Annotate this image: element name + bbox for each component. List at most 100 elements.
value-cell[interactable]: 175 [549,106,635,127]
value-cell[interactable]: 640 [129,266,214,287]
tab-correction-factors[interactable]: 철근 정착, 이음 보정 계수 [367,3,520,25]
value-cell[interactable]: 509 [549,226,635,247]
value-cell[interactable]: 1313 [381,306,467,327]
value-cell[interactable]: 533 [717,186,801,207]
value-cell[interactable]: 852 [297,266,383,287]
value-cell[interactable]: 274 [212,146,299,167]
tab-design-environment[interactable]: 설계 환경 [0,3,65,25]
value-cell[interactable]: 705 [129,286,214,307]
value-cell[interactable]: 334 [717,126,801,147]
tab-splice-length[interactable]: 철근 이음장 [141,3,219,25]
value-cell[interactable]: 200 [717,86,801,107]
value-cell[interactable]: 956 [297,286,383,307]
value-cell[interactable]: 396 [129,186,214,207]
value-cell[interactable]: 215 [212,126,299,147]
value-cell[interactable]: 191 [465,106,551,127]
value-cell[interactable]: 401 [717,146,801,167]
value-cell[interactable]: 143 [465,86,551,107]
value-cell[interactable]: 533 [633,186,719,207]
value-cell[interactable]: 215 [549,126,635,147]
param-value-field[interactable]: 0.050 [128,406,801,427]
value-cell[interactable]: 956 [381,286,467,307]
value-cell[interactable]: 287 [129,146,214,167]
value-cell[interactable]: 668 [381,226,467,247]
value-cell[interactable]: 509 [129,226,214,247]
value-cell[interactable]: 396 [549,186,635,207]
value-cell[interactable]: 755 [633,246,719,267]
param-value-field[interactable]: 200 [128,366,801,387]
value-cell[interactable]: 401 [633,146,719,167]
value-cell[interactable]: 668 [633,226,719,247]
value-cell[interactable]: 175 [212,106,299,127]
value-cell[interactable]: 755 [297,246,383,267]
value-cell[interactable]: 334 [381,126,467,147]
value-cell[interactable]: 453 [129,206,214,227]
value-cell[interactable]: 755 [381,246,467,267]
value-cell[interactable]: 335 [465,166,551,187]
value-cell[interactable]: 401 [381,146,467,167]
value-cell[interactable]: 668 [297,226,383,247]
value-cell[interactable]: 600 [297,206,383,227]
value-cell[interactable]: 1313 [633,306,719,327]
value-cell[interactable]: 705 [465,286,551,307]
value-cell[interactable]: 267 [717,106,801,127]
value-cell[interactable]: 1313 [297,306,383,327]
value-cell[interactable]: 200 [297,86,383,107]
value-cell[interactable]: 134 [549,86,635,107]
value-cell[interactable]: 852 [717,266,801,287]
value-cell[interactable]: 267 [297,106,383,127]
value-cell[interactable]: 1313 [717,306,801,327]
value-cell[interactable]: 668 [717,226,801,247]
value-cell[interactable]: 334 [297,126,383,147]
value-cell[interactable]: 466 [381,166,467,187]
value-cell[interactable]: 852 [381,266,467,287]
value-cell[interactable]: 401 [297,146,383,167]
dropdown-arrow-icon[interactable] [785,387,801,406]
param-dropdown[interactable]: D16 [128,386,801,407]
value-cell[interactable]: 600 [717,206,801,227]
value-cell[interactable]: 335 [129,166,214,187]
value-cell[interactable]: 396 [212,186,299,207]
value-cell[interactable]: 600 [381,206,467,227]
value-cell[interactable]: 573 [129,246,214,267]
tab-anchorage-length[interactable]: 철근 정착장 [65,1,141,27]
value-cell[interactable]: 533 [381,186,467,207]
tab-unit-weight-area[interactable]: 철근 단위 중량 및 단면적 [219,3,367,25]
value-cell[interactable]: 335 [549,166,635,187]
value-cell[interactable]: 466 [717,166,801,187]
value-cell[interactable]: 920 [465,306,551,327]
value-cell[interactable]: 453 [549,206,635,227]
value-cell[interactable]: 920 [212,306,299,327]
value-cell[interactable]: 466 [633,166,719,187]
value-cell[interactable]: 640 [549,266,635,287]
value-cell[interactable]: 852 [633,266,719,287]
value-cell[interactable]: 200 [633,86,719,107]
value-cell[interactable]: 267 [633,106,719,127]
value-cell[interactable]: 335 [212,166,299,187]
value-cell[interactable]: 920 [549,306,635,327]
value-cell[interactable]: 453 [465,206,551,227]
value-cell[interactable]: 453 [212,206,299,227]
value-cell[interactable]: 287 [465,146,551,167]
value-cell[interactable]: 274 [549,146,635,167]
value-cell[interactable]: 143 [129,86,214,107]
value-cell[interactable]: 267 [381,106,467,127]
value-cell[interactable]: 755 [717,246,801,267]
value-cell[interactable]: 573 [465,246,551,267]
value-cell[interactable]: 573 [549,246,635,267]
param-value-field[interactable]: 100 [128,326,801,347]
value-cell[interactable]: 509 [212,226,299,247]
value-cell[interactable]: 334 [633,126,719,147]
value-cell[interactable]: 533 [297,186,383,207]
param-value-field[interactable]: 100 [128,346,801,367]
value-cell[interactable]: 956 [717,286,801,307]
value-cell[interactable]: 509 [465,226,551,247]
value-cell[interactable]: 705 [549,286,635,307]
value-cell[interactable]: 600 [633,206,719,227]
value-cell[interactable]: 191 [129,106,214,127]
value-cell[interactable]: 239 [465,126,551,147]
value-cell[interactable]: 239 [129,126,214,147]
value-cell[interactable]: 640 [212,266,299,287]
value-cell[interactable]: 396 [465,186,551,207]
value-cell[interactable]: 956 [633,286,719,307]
━━━━
- Given task -
Rewrite all of the lines above as a numbered list, leaving out any blank lines.

- Answer in full -
1. Annotate this image: element name + bbox for each component. List at most 100 elements.
2. value-cell[interactable]: 175 [549,106,635,127]
3. value-cell[interactable]: 640 [129,266,214,287]
4. tab-correction-factors[interactable]: 철근 정착, 이음 보정 계수 [367,3,520,25]
5. value-cell[interactable]: 509 [549,226,635,247]
6. value-cell[interactable]: 1313 [381,306,467,327]
7. value-cell[interactable]: 533 [717,186,801,207]
8. value-cell[interactable]: 852 [297,266,383,287]
9. value-cell[interactable]: 274 [212,146,299,167]
10. tab-design-environment[interactable]: 설계 환경 [0,3,65,25]
11. value-cell[interactable]: 705 [129,286,214,307]
12. value-cell[interactable]: 334 [717,126,801,147]
13. tab-splice-length[interactable]: 철근 이음장 [141,3,219,25]
14. value-cell[interactable]: 200 [717,86,801,107]
15. value-cell[interactable]: 956 [297,286,383,307]
16. value-cell[interactable]: 396 [129,186,214,207]
17. value-cell[interactable]: 215 [212,126,299,147]
18. value-cell[interactable]: 191 [465,106,551,127]
19. value-cell[interactable]: 401 [717,146,801,167]
20. value-cell[interactable]: 143 [465,86,551,107]
21. value-cell[interactable]: 533 [633,186,719,207]
22. value-cell[interactable]: 215 [549,126,635,147]
23. param-value-field[interactable]: 0.050 [128,406,801,427]
24. value-cell[interactable]: 956 [381,286,467,307]
25. value-cell[interactable]: 287 [129,146,214,167]
26. value-cell[interactable]: 668 [381,226,467,247]
27. value-cell[interactable]: 509 [129,226,214,247]
28. value-cell[interactable]: 396 [549,186,635,207]
29. value-cell[interactable]: 755 [633,246,719,267]
30. param-value-field[interactable]: 200 [128,366,801,387]
31. value-cell[interactable]: 401 [633,146,719,167]
32. value-cell[interactable]: 668 [633,226,719,247]
33. value-cell[interactable]: 175 [212,106,299,127]
34. value-cell[interactable]: 755 [297,246,383,267]
35. value-cell[interactable]: 334 [381,126,467,147]
36. value-cell[interactable]: 453 [129,206,214,227]
37. value-cell[interactable]: 755 [381,246,467,267]
38. value-cell[interactable]: 335 [465,166,551,187]
39. value-cell[interactable]: 401 [381,146,467,167]
40. value-cell[interactable]: 668 [297,226,383,247]
41. value-cell[interactable]: 600 [297,206,383,227]
42. value-cell[interactable]: 1313 [633,306,719,327]
43. value-cell[interactable]: 705 [465,286,551,307]
44. value-cell[interactable]: 267 [717,106,801,127]
45. value-cell[interactable]: 1313 [297,306,383,327]
46. value-cell[interactable]: 200 [297,86,383,107]
47. value-cell[interactable]: 134 [549,86,635,107]
48. value-cell[interactable]: 852 [717,266,801,287]
49. value-cell[interactable]: 267 [297,106,383,127]
50. value-cell[interactable]: 1313 [717,306,801,327]
51. value-cell[interactable]: 668 [717,226,801,247]
52. value-cell[interactable]: 334 [297,126,383,147]
53. value-cell[interactable]: 466 [381,166,467,187]
54. value-cell[interactable]: 852 [381,266,467,287]
55. value-cell[interactable]: 401 [297,146,383,167]
56. dropdown-arrow-icon[interactable] [785,387,801,406]
57. param-dropdown[interactable]: D16 [128,386,801,407]
58. value-cell[interactable]: 600 [717,206,801,227]
59. value-cell[interactable]: 335 [129,166,214,187]
60. value-cell[interactable]: 396 [212,186,299,207]
61. value-cell[interactable]: 600 [381,206,467,227]
62. value-cell[interactable]: 573 [129,246,214,267]
63. tab-anchorage-length[interactable]: 철근 정착장 [65,1,141,27]
64. value-cell[interactable]: 533 [381,186,467,207]
65. tab-unit-weight-area[interactable]: 철근 단위 중량 및 단면적 [219,3,367,25]
66. value-cell[interactable]: 335 [549,166,635,187]
67. value-cell[interactable]: 466 [717,166,801,187]
68. value-cell[interactable]: 920 [465,306,551,327]
69. value-cell[interactable]: 453 [549,206,635,227]
70. value-cell[interactable]: 920 [212,306,299,327]
71. value-cell[interactable]: 466 [633,166,719,187]
72. value-cell[interactable]: 640 [549,266,635,287]
73. value-cell[interactable]: 852 [633,266,719,287]
74. value-cell[interactable]: 200 [633,86,719,107]
75. value-cell[interactable]: 267 [633,106,719,127]
76. value-cell[interactable]: 335 [212,166,299,187]
77. value-cell[interactable]: 920 [549,306,635,327]
78. value-cell[interactable]: 453 [465,206,551,227]
79. value-cell[interactable]: 453 [212,206,299,227]
80. value-cell[interactable]: 287 [465,146,551,167]
81. value-cell[interactable]: 274 [549,146,635,167]
82. value-cell[interactable]: 143 [129,86,214,107]
83. value-cell[interactable]: 267 [381,106,467,127]
84. value-cell[interactable]: 755 [717,246,801,267]
85. value-cell[interactable]: 573 [465,246,551,267]
86. value-cell[interactable]: 573 [549,246,635,267]
87. param-value-field[interactable]: 100 [128,326,801,347]
88. value-cell[interactable]: 509 [212,226,299,247]
89. value-cell[interactable]: 334 [633,126,719,147]
90. value-cell[interactable]: 533 [297,186,383,207]
91. param-value-field[interactable]: 100 [128,346,801,367]
92. value-cell[interactable]: 956 [717,286,801,307]
93. value-cell[interactable]: 509 [465,226,551,247]
94. value-cell[interactable]: 705 [549,286,635,307]
95. value-cell[interactable]: 600 [633,206,719,227]
96. value-cell[interactable]: 191 [129,106,214,127]
97. value-cell[interactable]: 239 [465,126,551,147]
98. value-cell[interactable]: 239 [129,126,214,147]
99. value-cell[interactable]: 640 [212,266,299,287]
100. value-cell[interactable]: 396 [465,186,551,207]
101. value-cell[interactable]: 956 [633,286,719,307]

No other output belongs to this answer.